- DATASET ROWS:

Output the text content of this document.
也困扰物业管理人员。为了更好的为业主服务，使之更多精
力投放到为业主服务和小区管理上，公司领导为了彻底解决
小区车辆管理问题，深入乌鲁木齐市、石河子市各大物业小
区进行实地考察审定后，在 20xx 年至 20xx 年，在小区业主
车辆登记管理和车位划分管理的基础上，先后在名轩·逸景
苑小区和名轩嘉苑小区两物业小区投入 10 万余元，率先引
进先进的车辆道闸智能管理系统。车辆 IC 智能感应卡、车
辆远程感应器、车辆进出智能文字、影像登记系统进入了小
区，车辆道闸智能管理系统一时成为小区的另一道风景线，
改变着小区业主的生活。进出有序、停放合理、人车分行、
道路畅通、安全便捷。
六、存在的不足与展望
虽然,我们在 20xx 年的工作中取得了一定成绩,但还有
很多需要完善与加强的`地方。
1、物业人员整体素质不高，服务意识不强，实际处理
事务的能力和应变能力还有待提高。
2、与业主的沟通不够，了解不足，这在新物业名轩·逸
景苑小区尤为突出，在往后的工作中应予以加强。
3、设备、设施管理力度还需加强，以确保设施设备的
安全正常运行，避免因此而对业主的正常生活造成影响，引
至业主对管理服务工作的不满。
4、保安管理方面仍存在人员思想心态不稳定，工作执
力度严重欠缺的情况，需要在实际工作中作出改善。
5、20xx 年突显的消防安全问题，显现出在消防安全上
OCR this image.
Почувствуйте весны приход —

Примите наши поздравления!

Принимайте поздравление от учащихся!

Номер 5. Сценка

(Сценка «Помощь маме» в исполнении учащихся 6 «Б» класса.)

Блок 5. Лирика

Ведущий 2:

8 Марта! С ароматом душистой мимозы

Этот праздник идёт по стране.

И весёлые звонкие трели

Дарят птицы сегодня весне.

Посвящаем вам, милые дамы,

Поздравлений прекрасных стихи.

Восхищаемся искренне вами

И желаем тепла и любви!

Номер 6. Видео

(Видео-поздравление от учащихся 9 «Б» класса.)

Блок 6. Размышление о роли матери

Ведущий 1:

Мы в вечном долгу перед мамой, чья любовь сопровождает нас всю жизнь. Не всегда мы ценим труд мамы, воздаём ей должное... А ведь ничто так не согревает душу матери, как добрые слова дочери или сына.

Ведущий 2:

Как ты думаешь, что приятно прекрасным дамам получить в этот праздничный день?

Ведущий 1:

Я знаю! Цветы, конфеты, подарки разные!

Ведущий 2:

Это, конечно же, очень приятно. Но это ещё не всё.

- EXERCISE DIRECTIONS:
Show all lines in the entries above where the string "Сценка" appears.

- FULL SOLUTION:
Номер 5. Сценка
(Сценка «Помощь маме» в исполнении учащихся 6 «Б» класса.)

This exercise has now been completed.